* start Source data *

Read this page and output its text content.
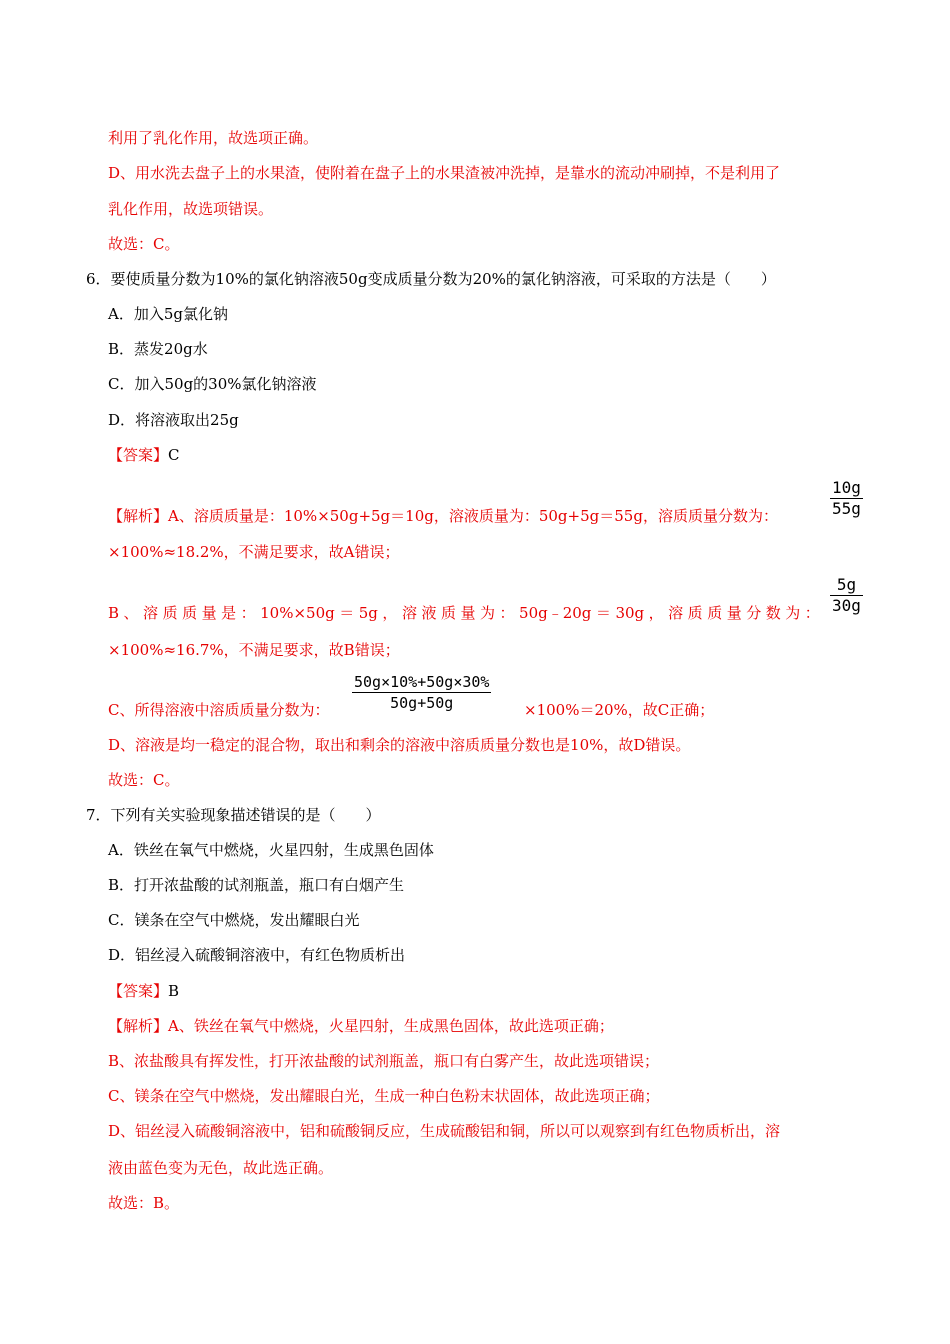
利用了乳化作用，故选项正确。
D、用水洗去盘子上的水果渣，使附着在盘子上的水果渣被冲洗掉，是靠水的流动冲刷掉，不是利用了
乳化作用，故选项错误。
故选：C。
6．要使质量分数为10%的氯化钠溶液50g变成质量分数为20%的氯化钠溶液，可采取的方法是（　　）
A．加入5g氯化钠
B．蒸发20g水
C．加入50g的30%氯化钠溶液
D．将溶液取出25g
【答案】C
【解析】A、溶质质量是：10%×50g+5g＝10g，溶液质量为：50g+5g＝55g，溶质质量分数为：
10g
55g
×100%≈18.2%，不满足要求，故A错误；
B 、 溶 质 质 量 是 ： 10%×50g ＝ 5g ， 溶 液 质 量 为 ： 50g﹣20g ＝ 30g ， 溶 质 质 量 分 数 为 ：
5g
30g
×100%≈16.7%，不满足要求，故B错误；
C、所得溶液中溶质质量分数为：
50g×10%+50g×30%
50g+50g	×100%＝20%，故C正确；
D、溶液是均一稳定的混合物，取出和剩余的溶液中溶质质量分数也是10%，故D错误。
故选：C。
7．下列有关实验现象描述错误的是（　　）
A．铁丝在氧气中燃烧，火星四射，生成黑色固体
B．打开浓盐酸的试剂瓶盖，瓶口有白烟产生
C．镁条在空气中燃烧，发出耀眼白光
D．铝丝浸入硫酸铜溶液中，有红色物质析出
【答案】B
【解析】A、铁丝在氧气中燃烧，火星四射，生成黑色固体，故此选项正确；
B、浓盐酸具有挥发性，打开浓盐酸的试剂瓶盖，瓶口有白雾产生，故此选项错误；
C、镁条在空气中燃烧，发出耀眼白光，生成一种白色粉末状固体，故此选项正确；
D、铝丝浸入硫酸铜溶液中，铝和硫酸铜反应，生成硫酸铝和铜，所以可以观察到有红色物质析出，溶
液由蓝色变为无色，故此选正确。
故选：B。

* end Source data *

• Problem requirements:
Lines containing the string "不满足要求" should be counted; reply with their number and nothing more.

• The completed task:
2